Directions for this task: Output every entry exactly as given.

Records provided:
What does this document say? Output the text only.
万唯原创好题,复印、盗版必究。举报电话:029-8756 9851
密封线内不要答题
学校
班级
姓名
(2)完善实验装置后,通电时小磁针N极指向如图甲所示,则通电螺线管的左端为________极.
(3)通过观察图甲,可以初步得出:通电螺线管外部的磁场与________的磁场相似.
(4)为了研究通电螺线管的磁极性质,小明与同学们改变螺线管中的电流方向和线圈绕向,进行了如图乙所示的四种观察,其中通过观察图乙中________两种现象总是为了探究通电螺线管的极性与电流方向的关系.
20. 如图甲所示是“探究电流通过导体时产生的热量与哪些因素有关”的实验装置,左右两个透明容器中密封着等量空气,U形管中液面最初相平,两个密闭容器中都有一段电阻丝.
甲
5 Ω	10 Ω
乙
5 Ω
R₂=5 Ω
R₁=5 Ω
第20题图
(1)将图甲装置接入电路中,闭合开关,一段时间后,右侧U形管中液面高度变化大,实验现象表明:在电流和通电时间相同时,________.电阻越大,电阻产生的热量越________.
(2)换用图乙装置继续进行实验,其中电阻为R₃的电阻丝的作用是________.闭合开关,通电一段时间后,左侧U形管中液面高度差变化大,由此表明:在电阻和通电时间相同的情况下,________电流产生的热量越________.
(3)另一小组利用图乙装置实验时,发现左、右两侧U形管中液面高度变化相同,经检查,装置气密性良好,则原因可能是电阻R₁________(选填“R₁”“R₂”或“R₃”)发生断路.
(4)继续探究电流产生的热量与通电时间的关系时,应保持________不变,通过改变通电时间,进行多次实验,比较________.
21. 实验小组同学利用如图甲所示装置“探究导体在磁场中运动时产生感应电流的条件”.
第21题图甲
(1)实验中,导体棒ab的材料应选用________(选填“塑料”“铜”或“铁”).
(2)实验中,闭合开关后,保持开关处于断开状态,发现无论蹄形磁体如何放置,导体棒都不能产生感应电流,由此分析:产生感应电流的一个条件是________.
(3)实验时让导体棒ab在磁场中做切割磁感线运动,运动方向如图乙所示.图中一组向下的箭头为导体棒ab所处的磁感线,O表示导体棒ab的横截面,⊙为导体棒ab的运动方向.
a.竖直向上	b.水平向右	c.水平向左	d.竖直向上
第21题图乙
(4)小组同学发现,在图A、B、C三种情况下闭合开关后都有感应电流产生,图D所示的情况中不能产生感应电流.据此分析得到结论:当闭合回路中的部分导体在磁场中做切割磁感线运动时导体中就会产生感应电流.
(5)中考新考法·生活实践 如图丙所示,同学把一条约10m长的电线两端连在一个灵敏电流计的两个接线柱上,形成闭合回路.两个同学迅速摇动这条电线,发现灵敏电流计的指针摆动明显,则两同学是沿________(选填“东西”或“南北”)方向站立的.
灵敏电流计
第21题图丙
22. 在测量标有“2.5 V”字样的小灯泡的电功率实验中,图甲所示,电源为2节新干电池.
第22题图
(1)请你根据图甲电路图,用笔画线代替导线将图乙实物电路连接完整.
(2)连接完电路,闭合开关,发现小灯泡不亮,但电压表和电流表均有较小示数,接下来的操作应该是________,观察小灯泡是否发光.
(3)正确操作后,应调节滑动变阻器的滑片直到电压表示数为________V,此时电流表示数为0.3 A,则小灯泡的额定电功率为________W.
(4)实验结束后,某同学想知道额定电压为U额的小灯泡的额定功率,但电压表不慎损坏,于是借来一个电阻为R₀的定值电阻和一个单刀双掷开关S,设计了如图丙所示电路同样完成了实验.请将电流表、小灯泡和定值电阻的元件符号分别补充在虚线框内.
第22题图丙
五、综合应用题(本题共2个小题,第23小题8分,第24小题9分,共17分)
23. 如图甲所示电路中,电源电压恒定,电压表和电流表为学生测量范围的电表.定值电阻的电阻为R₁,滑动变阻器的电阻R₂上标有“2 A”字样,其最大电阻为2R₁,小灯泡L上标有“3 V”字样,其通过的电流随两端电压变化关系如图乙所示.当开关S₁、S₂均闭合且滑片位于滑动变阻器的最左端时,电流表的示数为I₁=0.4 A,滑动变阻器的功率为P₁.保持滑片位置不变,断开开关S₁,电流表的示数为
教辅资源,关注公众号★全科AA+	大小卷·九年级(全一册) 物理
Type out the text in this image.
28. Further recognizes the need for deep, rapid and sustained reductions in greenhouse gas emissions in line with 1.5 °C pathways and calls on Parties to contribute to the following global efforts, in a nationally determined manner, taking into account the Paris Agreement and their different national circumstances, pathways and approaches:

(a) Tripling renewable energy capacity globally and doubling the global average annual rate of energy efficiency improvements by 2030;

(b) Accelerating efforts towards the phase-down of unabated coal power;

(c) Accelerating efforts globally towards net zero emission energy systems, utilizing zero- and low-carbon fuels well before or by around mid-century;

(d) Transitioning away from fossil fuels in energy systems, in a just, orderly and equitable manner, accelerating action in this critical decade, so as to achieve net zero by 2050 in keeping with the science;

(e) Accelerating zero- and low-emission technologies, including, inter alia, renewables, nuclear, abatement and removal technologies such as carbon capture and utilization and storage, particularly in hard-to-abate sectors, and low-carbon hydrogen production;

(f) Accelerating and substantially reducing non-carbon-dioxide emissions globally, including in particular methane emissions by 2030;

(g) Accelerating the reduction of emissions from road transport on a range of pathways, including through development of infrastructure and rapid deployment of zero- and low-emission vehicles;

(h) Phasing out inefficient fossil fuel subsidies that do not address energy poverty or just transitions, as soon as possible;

Answer to the exercise:
What does this document say? Output the text only.
万唯原创好题,复印、盗版必究。举报电话:029-8756 9851
密封线内不要答题
学校
班级
姓名
(2)完善实验装置后,通电时小磁针N极指向如图甲所示,则通电螺线管的左端为________极.
(3)通过观察图甲,可以初步得出:通电螺线管外部的磁场与________的磁场相似.
(4)为了研究通电螺线管的磁极性质,小明与同学们改变螺线管中的电流方向和线圈绕向,进行了如图乙所示的四种观察,其中通过观察图乙中________两种现象总是为了探究通电螺线管的极性与电流方向的关系.
20. 如图甲所示是“探究电流通过导体时产生的热量与哪些因素有关”的实验装置,左右两个透明容器中密封着等量空气,U形管中液面最初相平,两个密闭容器中都有一段电阻丝.
甲
5 Ω	10 Ω
乙
5 Ω
R₂=5 Ω
R₁=5 Ω
第20题图
(1)将图甲装置接入电路中,闭合开关,一段时间后,右侧U形管中液面高度变化大,实验现象表明:在电流和通电时间相同时,________.电阻越大,电阻产生的热量越________.
(2)换用图乙装置继续进行实验,其中电阻为R₃的电阻丝的作用是________.闭合开关,通电一段时间后,左侧U形管中液面高度差变化大,由此表明:在电阻和通电时间相同的情况下,________电流产生的热量越________.
(3)另一小组利用图乙装置实验时,发现左、右两侧U形管中液面高度变化相同,经检查,装置气密性良好,则原因可能是电阻R₁________(选填“R₁”“R₂”或“R₃”)发生断路.
(4)继续探究电流产生的热量与通电时间的关系时,应保持________不变,通过改变通电时间,进行多次实验,比较________.
21. 实验小组同学利用如图甲所示装置“探究导体在磁场中运动时产生感应电流的条件”.
第21题图甲
(1)实验中,导体棒ab的材料应选用________(选填“塑料”“铜”或“铁”).
(2)实验中,闭合开关后,保持开关处于断开状态,发现无论蹄形磁体如何放置,导体棒都不能产生感应电流,由此分析:产生感应电流的一个条件是________.
(3)实验时让导体棒ab在磁场中做切割磁感线运动,运动方向如图乙所示.图中一组向下的箭头为导体棒ab所处的磁感线,O表示导体棒ab的横截面,⊙为导体棒ab的运动方向.
a.竖直向上	b.水平向右	c.水平向左	d.竖直向上
第21题图乙
(4)小组同学发现,在图A、B、C三种情况下闭合开关后都有感应电流产生,图D所示的情况中不能产生感应电流.据此分析得到结论:当闭合回路中的部分导体在磁场中做切割磁感线运动时导体中就会产生感应电流.
(5)中考新考法·生活实践 如图丙所示,同学把一条约10m长的电线两端连在一个灵敏电流计的两个接线柱上,形成闭合回路.两个同学迅速摇动这条电线,发现灵敏电流计的指针摆动明显,则两同学是沿________(选填“东西”或“南北”)方向站立的.
灵敏电流计
第21题图丙
22. 在测量标有“2.5 V”字样的小灯泡的电功率实验中,图甲所示,电源为2节新干电池.
第22题图
(1)请你根据图甲电路图,用笔画线代替导线将图乙实物电路连接完整.
(2)连接完电路,闭合开关,发现小灯泡不亮,但电压表和电流表均有较小示数,接下来的操作应该是________,观察小灯泡是否发光.
(3)正确操作后,应调节滑动变阻器的滑片直到电压表示数为________V,此时电流表示数为0.3 A,则小灯泡的额定电功率为________W.
(4)实验结束后,某同学想知道额定电压为U额的小灯泡的额定功率,但电压表不慎损坏,于是借来一个电阻为R₀的定值电阻和一个单刀双掷开关S,设计了如图丙所示电路同样完成了实验.请将电流表、小灯泡和定值电阻的元件符号分别补充在虚线框内.
第22题图丙
五、综合应用题(本题共2个小题,第23小题8分,第24小题9分,共17分)
23. 如图甲所示电路中,电源电压恒定,电压表和电流表为学生测量范围的电表.定值电阻的电阻为R₁,滑动变阻器的电阻R₂上标有“2 A”字样,其最大电阻为2R₁,小灯泡L上标有“3 V”字样,其通过的电流随两端电压变化关系如图乙所示.当开关S₁、S₂均闭合且滑片位于滑动变阻器的最左端时,电流表的示数为I₁=0.4 A,滑动变阻器的功率为P₁.保持滑片位置不变,断开开关S₁,电流表的示数为
教辅资源,关注公众号★全科AA+	大小卷·九年级(全一册) 物理
Type out the text in this image.
28. Further recognizes the need for deep, rapid and sustained reductions in greenhouse gas emissions in line with 1.5 °C pathways and calls on Parties to contribute to the following global efforts, in a nationally determined manner, taking into account the Paris Agreement and their different national circumstances, pathways and approaches:

(a) Tripling renewable energy capacity globally and doubling the global average annual rate of energy efficiency improvements by 2030;

(b) Accelerating efforts towards the phase-down of unabated coal power;

(c) Accelerating efforts globally towards net zero emission energy systems, utilizing zero- and low-carbon fuels well before or by around mid-century;

(d) Transitioning away from fossil fuels in energy systems, in a just, orderly and equitable manner, accelerating action in this critical decade, so as to achieve net zero by 2050 in keeping with the science;

(e) Accelerating zero- and low-emission technologies, including, inter alia, renewables, nuclear, abatement and removal technologies such as carbon capture and utilization and storage, particularly in hard-to-abate sectors, and low-carbon hydrogen production;

(f) Accelerating and substantially reducing non-carbon-dioxide emissions globally, including in particular methane emissions by 2030;

(g) Accelerating the reduction of emissions from road transport on a range of pathways, including through development of infrastructure and rapid deployment of zero- and low-emission vehicles;

(h) Phasing out inefficient fossil fuel subsidies that do not address energy poverty or just transitions, as soon as possible;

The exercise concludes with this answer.